[START DATA LINES]
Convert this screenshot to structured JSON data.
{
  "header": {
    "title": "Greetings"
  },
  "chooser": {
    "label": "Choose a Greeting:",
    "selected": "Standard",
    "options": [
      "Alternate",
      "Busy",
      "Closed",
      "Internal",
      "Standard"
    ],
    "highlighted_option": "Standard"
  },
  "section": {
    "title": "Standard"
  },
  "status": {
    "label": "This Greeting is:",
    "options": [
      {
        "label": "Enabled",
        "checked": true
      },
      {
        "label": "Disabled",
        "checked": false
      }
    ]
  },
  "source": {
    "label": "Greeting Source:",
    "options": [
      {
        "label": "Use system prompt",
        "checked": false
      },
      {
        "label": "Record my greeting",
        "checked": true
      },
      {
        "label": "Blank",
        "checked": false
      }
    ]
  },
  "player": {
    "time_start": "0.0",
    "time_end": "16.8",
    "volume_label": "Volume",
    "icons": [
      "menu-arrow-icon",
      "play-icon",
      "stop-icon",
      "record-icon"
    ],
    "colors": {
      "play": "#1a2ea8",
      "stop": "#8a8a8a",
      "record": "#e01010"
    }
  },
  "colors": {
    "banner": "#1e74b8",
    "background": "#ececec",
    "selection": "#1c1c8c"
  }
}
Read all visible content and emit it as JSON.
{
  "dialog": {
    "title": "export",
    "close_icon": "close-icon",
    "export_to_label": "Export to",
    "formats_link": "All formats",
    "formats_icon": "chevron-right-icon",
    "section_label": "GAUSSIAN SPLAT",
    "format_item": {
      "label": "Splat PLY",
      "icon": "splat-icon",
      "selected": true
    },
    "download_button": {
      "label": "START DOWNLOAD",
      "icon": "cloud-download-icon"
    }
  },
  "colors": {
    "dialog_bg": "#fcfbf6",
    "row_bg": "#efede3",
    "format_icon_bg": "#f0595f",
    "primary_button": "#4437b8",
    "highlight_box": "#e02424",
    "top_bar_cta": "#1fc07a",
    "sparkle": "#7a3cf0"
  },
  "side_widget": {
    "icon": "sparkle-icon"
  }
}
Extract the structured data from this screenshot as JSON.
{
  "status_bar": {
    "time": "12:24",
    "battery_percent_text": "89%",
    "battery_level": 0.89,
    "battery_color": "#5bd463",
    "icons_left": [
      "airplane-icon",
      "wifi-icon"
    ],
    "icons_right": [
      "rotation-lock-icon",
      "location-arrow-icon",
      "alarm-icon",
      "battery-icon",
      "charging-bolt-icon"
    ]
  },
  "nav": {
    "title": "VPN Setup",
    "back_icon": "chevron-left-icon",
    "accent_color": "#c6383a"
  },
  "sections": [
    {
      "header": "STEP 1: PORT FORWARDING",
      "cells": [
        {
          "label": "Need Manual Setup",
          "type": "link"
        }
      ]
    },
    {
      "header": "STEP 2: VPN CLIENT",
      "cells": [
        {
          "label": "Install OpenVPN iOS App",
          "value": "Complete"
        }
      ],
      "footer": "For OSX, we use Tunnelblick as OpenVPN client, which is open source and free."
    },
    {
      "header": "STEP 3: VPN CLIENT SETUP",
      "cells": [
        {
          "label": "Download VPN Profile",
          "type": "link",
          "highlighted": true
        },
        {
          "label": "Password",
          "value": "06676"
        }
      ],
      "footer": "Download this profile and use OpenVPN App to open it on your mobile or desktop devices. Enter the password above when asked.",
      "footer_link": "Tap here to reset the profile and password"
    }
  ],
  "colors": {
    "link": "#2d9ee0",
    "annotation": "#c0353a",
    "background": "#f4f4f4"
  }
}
[END DATA LINES]
Each line above is to be repeated exactly.

Convert this screenshot to structured JSON data.
{
  "header": {
    "title": "Greetings"
  },
  "chooser": {
    "label": "Choose a Greeting:",
    "selected": "Standard",
    "options": [
      "Alternate",
      "Busy",
      "Closed",
      "Internal",
      "Standard"
    ],
    "highlighted_option": "Standard"
  },
  "section": {
    "title": "Standard"
  },
  "status": {
    "label": "This Greeting is:",
    "options": [
      {
        "label": "Enabled",
        "checked": true
      },
      {
        "label": "Disabled",
        "checked": false
      }
    ]
  },
  "source": {
    "label": "Greeting Source:",
    "options": [
      {
        "label": "Use system prompt",
        "checked": false
      },
      {
        "label": "Record my greeting",
        "checked": true
      },
      {
        "label": "Blank",
        "checked": false
      }
    ]
  },
  "player": {
    "time_start": "0.0",
    "time_end": "16.8",
    "volume_label": "Volume",
    "icons": [
      "menu-arrow-icon",
      "play-icon",
      "stop-icon",
      "record-icon"
    ],
    "colors": {
      "play": "#1a2ea8",
      "stop": "#8a8a8a",
      "record": "#e01010"
    }
  },
  "colors": {
    "banner": "#1e74b8",
    "background": "#ececec",
    "selection": "#1c1c8c"
  }
}
Read all visible content and emit it as JSON.
{
  "dialog": {
    "title": "export",
    "close_icon": "close-icon",
    "export_to_label": "Export to",
    "formats_link": "All formats",
    "formats_icon": "chevron-right-icon",
    "section_label": "GAUSSIAN SPLAT",
    "format_item": {
      "label": "Splat PLY",
      "icon": "splat-icon",
      "selected": true
    },
    "download_button": {
      "label": "START DOWNLOAD",
      "icon": "cloud-download-icon"
    }
  },
  "colors": {
    "dialog_bg": "#fcfbf6",
    "row_bg": "#efede3",
    "format_icon_bg": "#f0595f",
    "primary_button": "#4437b8",
    "highlight_box": "#e02424",
    "top_bar_cta": "#1fc07a",
    "sparkle": "#7a3cf0"
  },
  "side_widget": {
    "icon": "sparkle-icon"
  }
}
Extract the structured data from this screenshot as JSON.
{
  "status_bar": {
    "time": "12:24",
    "battery_percent_text": "89%",
    "battery_level": 0.89,
    "battery_color": "#5bd463",
    "icons_left": [
      "airplane-icon",
      "wifi-icon"
    ],
    "icons_right": [
      "rotation-lock-icon",
      "location-arrow-icon",
      "alarm-icon",
      "battery-icon",
      "charging-bolt-icon"
    ]
  },
  "nav": {
    "title": "VPN Setup",
    "back_icon": "chevron-left-icon",
    "accent_color": "#c6383a"
  },
  "sections": [
    {
      "header": "STEP 1: PORT FORWARDING",
      "cells": [
        {
          "label": "Need Manual Setup",
          "type": "link"
        }
      ]
    },
    {
      "header": "STEP 2: VPN CLIENT",
      "cells": [
        {
          "label": "Install OpenVPN iOS App",
          "value": "Complete"
        }
      ],
      "footer": "For OSX, we use Tunnelblick as OpenVPN client, which is open source and free."
    },
    {
      "header": "STEP 3: VPN CLIENT SETUP",
      "cells": [
        {
          "label": "Download VPN Profile",
          "type": "link",
          "highlighted": true
        },
        {
          "label": "Password",
          "value": "06676"
        }
      ],
      "footer": "Download this profile and use OpenVPN App to open it on your mobile or desktop devices. Enter the password above when asked.",
      "footer_link": "Tap here to reset the profile and password"
    }
  ],
  "colors": {
    "link": "#2d9ee0",
    "annotation": "#c0353a",
    "background": "#f4f4f4"
  }
}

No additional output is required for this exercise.